(Stored records)
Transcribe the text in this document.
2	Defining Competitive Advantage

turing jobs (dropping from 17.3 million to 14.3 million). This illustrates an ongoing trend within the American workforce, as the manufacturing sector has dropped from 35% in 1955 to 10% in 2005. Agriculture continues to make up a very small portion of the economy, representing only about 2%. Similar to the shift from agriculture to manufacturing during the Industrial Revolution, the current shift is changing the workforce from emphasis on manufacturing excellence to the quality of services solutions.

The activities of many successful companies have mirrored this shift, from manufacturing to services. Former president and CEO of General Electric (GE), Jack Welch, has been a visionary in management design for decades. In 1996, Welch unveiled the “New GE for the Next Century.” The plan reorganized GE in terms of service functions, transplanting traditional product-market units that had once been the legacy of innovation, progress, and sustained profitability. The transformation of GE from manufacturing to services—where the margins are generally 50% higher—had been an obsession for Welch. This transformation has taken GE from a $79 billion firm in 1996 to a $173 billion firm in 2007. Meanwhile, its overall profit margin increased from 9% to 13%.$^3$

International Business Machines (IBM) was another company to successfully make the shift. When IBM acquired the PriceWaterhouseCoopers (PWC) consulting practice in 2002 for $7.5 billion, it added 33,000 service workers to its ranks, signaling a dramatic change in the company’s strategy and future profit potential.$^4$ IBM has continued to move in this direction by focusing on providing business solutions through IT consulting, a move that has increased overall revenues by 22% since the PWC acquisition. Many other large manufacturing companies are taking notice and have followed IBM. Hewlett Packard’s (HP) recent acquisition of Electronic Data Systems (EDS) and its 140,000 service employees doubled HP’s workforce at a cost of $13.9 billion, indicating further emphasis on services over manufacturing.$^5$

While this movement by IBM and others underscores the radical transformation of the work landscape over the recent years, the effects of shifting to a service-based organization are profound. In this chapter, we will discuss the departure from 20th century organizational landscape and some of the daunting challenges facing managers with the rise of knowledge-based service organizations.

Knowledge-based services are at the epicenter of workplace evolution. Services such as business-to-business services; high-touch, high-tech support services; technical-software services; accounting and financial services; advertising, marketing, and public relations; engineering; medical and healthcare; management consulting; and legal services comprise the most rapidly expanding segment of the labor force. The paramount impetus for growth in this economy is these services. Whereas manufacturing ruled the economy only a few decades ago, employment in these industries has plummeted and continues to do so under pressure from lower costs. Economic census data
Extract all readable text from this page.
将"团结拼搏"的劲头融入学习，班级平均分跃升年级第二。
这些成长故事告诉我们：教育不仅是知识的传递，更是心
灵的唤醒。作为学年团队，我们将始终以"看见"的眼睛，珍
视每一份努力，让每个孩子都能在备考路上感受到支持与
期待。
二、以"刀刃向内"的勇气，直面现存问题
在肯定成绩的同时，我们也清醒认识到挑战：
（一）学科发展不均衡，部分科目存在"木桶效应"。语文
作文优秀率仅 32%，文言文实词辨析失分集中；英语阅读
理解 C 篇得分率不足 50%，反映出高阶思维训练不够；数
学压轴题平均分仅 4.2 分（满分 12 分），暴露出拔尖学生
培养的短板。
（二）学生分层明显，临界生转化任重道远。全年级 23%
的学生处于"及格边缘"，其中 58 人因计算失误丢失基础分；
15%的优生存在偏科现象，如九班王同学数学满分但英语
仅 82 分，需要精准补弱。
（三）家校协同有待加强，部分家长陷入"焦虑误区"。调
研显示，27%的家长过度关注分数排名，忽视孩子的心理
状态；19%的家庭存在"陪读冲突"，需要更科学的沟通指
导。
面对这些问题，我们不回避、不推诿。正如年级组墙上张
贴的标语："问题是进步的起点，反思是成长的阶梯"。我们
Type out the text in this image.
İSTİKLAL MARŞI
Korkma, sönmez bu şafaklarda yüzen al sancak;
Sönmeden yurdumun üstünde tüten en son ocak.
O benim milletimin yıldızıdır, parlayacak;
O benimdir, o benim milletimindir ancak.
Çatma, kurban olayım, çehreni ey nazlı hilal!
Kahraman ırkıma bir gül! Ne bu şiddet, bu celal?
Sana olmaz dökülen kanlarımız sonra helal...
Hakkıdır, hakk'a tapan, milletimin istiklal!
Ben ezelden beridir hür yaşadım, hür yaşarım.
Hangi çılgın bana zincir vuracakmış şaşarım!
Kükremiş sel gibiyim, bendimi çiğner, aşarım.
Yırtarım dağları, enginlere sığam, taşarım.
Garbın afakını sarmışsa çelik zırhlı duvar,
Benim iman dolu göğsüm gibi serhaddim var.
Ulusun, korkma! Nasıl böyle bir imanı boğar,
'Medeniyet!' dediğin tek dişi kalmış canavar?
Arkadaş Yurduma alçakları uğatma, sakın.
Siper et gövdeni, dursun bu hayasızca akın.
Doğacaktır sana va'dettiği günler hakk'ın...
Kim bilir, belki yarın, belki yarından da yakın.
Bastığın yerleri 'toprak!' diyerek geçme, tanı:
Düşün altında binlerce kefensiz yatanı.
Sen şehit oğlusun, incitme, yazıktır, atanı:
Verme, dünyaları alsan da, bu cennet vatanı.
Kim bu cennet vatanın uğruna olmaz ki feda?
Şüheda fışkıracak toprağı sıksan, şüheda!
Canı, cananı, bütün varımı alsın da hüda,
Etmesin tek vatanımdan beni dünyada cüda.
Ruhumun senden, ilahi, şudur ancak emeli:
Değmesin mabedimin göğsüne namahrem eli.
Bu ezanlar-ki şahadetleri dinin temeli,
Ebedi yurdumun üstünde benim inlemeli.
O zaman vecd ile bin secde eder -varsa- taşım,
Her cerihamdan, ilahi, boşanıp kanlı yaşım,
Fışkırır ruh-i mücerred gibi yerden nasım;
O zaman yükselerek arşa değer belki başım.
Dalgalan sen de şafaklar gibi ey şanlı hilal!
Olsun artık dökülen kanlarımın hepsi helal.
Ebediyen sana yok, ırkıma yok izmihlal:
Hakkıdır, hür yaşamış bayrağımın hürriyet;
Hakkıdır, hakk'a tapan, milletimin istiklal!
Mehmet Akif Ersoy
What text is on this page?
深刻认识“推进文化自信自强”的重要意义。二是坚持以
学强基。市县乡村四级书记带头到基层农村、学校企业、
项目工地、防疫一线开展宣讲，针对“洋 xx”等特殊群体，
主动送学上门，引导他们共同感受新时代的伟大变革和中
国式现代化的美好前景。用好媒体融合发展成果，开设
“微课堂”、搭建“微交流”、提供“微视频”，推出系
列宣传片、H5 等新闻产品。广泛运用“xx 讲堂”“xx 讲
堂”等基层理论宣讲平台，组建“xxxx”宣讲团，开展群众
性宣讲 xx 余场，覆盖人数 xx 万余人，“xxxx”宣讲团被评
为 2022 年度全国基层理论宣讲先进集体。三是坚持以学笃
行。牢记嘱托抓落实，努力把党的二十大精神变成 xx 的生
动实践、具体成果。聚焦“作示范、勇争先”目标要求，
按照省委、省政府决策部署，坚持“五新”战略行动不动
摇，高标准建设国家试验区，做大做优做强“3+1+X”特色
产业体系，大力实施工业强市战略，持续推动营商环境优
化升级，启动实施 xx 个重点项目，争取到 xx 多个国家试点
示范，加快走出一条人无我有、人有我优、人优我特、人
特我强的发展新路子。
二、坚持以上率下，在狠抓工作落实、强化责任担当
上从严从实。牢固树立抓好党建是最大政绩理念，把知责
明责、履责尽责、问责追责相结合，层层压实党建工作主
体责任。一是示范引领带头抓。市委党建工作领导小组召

■ Written problem
Scan the material above. Copy each line where "continues" occurs.

■ The completed task
turing jobs (dropping from 17.3 million to 14.3 million). This illustrates an ongoing trend within the American workforce, as the manufacturing sector has dropped from 35% in 1955 to 10% in 2005. Agriculture continues to make up a very small portion of the economy, representing only about 2%. Similar to the shift from agriculture to manufacturing during the Industrial Revolution, the current shift is changing the workforce from emphasis on manufacturing excellence to the quality of services solutions.
Knowledge-based services are at the epicenter of workplace evolution. Services such as business-to-business services; high-touch, high-tech support services; technical-software services; accounting and financial services; advertising, marketing, and public relations; engineering; medical and healthcare; management consulting; and legal services comprise the most rapidly expanding segment of the labor force. The paramount impetus for growth in this economy is these services. Whereas manufacturing ruled the economy only a few decades ago, employment in these industries has plummeted and continues to do so under pressure from lower costs. Economic census data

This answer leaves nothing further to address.